───── Data listing
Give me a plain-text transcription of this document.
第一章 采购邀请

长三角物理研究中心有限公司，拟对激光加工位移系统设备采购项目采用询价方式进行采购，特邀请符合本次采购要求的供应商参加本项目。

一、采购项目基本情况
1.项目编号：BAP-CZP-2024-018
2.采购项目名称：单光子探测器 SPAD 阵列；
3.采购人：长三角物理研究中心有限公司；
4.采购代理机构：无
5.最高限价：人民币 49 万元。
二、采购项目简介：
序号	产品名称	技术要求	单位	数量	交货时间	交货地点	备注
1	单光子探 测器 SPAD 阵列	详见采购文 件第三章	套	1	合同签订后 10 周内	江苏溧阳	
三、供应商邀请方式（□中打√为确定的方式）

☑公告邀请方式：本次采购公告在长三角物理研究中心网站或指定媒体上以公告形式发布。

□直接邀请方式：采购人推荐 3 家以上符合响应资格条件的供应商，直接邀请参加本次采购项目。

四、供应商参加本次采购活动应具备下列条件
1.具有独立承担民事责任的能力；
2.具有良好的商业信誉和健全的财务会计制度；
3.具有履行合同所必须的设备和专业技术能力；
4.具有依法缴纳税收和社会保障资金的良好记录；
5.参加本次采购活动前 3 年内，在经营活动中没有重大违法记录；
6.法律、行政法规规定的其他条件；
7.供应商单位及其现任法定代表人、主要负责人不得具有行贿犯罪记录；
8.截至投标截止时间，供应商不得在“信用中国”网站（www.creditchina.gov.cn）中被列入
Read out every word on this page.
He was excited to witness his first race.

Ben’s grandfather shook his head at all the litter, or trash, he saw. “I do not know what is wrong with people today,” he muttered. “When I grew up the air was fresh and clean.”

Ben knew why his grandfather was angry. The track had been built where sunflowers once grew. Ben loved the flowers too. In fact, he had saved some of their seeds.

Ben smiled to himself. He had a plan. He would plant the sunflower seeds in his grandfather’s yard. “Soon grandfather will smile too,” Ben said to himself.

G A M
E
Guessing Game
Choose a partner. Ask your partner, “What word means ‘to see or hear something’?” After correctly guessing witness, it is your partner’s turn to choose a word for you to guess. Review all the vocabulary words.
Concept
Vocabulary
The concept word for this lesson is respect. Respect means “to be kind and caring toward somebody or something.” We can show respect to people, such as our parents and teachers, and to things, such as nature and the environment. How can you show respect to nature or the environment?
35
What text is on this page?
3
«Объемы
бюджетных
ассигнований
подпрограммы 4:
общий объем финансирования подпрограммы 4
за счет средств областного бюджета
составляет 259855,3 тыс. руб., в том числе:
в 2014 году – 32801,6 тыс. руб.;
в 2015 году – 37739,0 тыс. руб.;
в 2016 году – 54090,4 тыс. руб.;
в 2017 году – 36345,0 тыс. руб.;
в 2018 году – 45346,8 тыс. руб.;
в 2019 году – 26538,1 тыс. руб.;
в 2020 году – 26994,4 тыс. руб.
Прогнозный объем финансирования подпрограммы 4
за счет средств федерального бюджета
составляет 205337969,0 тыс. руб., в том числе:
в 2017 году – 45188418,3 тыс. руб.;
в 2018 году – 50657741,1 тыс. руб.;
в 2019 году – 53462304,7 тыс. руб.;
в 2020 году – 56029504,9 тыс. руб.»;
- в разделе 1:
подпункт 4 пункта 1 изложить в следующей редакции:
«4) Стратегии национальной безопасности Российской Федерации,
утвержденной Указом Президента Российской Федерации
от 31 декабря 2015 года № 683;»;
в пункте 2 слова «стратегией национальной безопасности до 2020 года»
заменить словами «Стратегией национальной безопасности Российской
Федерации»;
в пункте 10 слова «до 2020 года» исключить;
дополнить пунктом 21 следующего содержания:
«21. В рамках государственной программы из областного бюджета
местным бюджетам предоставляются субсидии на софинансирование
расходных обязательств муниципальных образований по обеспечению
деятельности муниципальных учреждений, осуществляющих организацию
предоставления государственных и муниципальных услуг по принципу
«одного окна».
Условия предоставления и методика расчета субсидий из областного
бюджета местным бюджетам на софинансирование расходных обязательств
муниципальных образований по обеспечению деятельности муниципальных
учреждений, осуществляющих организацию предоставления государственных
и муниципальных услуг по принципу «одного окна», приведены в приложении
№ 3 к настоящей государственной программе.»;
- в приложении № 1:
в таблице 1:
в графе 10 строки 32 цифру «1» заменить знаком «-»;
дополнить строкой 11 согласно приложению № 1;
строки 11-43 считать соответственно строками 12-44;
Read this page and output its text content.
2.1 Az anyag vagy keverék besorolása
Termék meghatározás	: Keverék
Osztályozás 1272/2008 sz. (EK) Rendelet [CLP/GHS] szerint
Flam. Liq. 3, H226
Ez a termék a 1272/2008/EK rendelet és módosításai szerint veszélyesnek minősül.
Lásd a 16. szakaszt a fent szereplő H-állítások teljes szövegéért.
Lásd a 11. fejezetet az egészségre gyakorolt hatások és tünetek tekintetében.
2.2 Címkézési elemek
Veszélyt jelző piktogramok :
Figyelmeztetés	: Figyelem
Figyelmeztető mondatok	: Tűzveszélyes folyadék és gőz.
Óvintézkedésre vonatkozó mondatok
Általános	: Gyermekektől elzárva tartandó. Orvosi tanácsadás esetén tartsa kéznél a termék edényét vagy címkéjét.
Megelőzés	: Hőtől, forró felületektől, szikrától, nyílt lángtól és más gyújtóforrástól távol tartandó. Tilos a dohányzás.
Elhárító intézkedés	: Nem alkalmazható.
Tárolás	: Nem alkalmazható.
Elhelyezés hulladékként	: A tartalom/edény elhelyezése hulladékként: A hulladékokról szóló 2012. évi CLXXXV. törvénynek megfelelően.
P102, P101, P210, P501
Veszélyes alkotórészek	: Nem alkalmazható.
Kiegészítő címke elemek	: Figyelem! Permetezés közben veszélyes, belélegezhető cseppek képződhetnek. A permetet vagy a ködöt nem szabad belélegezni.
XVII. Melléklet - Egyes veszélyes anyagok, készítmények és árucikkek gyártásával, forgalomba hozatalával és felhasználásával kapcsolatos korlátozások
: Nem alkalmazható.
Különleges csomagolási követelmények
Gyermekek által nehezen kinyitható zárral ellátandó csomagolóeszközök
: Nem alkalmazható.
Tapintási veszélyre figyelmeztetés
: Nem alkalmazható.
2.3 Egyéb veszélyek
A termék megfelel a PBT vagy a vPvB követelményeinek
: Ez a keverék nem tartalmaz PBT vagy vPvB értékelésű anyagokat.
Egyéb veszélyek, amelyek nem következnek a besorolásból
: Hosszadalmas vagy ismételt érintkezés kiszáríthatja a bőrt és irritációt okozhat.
──────────
* What you are asked to do
Every entry above needs to be quoted exactly.

* Solution to this problem
Give me a plain-text transcription of this document.
第一章 采购邀请

长三角物理研究中心有限公司，拟对激光加工位移系统设备采购项目采用询价方式进行采购，特邀请符合本次采购要求的供应商参加本项目。

一、采购项目基本情况
1.项目编号：BAP-CZP-2024-018
2.采购项目名称：单光子探测器 SPAD 阵列；
3.采购人：长三角物理研究中心有限公司；
4.采购代理机构：无
5.最高限价：人民币 49 万元。
二、采购项目简介：
序号	产品名称	技术要求	单位	数量	交货时间	交货地点	备注
1	单光子探 测器 SPAD 阵列	详见采购文 件第三章	套	1	合同签订后 10 周内	江苏溧阳	
三、供应商邀请方式（□中打√为确定的方式）

☑公告邀请方式：本次采购公告在长三角物理研究中心网站或指定媒体上以公告形式发布。

□直接邀请方式：采购人推荐 3 家以上符合响应资格条件的供应商，直接邀请参加本次采购项目。

四、供应商参加本次采购活动应具备下列条件
1.具有独立承担民事责任的能力；
2.具有良好的商业信誉和健全的财务会计制度；
3.具有履行合同所必须的设备和专业技术能力；
4.具有依法缴纳税收和社会保障资金的良好记录；
5.参加本次采购活动前 3 年内，在经营活动中没有重大违法记录；
6.法律、行政法规规定的其他条件；
7.供应商单位及其现任法定代表人、主要负责人不得具有行贿犯罪记录；
8.截至投标截止时间，供应商不得在“信用中国”网站（www.creditchina.gov.cn）中被列入
Read out every word on this page.
He was excited to witness his first race.

Ben’s grandfather shook his head at all the litter, or trash, he saw. “I do not know what is wrong with people today,” he muttered. “When I grew up the air was fresh and clean.”

Ben knew why his grandfather was angry. The track had been built where sunflowers once grew. Ben loved the flowers too. In fact, he had saved some of their seeds.

Ben smiled to himself. He had a plan. He would plant the sunflower seeds in his grandfather’s yard. “Soon grandfather will smile too,” Ben said to himself.

G A M
E
Guessing Game
Choose a partner. Ask your partner, “What word means ‘to see or hear something’?” After correctly guessing witness, it is your partner’s turn to choose a word for you to guess. Review all the vocabulary words.
Concept
Vocabulary
The concept word for this lesson is respect. Respect means “to be kind and caring toward somebody or something.” We can show respect to people, such as our parents and teachers, and to things, such as nature and the environment. How can you show respect to nature or the environment?
35
What text is on this page?
3
«Объемы
бюджетных
ассигнований
подпрограммы 4:
общий объем финансирования подпрограммы 4
за счет средств областного бюджета
составляет 259855,3 тыс. руб., в том числе:
в 2014 году – 32801,6 тыс. руб.;
в 2015 году – 37739,0 тыс. руб.;
в 2016 году – 54090,4 тыс. руб.;
в 2017 году – 36345,0 тыс. руб.;
в 2018 году – 45346,8 тыс. руб.;
в 2019 году – 26538,1 тыс. руб.;
в 2020 году – 26994,4 тыс. руб.
Прогнозный объем финансирования подпрограммы 4
за счет средств федерального бюджета
составляет 205337969,0 тыс. руб., в том числе:
в 2017 году – 45188418,3 тыс. руб.;
в 2018 году – 50657741,1 тыс. руб.;
в 2019 году – 53462304,7 тыс. руб.;
в 2020 году – 56029504,9 тыс. руб.»;
- в разделе 1:
подпункт 4 пункта 1 изложить в следующей редакции:
«4) Стратегии национальной безопасности Российской Федерации,
утвержденной Указом Президента Российской Федерации
от 31 декабря 2015 года № 683;»;
в пункте 2 слова «стратегией национальной безопасности до 2020 года»
заменить словами «Стратегией национальной безопасности Российской
Федерации»;
в пункте 10 слова «до 2020 года» исключить;
дополнить пунктом 21 следующего содержания:
«21. В рамках государственной программы из областного бюджета
местным бюджетам предоставляются субсидии на софинансирование
расходных обязательств муниципальных образований по обеспечению
деятельности муниципальных учреждений, осуществляющих организацию
предоставления государственных и муниципальных услуг по принципу
«одного окна».
Условия предоставления и методика расчета субсидий из областного
бюджета местным бюджетам на софинансирование расходных обязательств
муниципальных образований по обеспечению деятельности муниципальных
учреждений, осуществляющих организацию предоставления государственных
и муниципальных услуг по принципу «одного окна», приведены в приложении
№ 3 к настоящей государственной программе.»;
- в приложении № 1:
в таблице 1:
в графе 10 строки 32 цифру «1» заменить знаком «-»;
дополнить строкой 11 согласно приложению № 1;
строки 11-43 считать соответственно строками 12-44;
Read this page and output its text content.
2.1 Az anyag vagy keverék besorolása
Termék meghatározás	: Keverék
Osztályozás 1272/2008 sz. (EK) Rendelet [CLP/GHS] szerint
Flam. Liq. 3, H226
Ez a termék a 1272/2008/EK rendelet és módosításai szerint veszélyesnek minősül.
Lásd a 16. szakaszt a fent szereplő H-állítások teljes szövegéért.
Lásd a 11. fejezetet az egészségre gyakorolt hatások és tünetek tekintetében.
2.2 Címkézési elemek
Veszélyt jelző piktogramok :
Figyelmeztetés	: Figyelem
Figyelmeztető mondatok	: Tűzveszélyes folyadék és gőz.
Óvintézkedésre vonatkozó mondatok
Általános	: Gyermekektől elzárva tartandó. Orvosi tanácsadás esetén tartsa kéznél a termék edényét vagy címkéjét.
Megelőzés	: Hőtől, forró felületektől, szikrától, nyílt lángtól és más gyújtóforrástól távol tartandó. Tilos a dohányzás.
Elhárító intézkedés	: Nem alkalmazható.
Tárolás	: Nem alkalmazható.
Elhelyezés hulladékként	: A tartalom/edény elhelyezése hulladékként: A hulladékokról szóló 2012. évi CLXXXV. törvénynek megfelelően.
P102, P101, P210, P501
Veszélyes alkotórészek	: Nem alkalmazható.
Kiegészítő címke elemek	: Figyelem! Permetezés közben veszélyes, belélegezhető cseppek képződhetnek. A permetet vagy a ködöt nem szabad belélegezni.
XVII. Melléklet - Egyes veszélyes anyagok, készítmények és árucikkek gyártásával, forgalomba hozatalával és felhasználásával kapcsolatos korlátozások
: Nem alkalmazható.
Különleges csomagolási követelmények
Gyermekek által nehezen kinyitható zárral ellátandó csomagolóeszközök
: Nem alkalmazható.
Tapintási veszélyre figyelmeztetés
: Nem alkalmazható.
2.3 Egyéb veszélyek
A termék megfelel a PBT vagy a vPvB követelményeinek
: Ez a keverék nem tartalmaz PBT vagy vPvB értékelésű anyagokat.
Egyéb veszélyek, amelyek nem következnek a besorolásból
: Hosszadalmas vagy ismételt érintkezés kiszáríthatja a bőrt és irritációt okozhat.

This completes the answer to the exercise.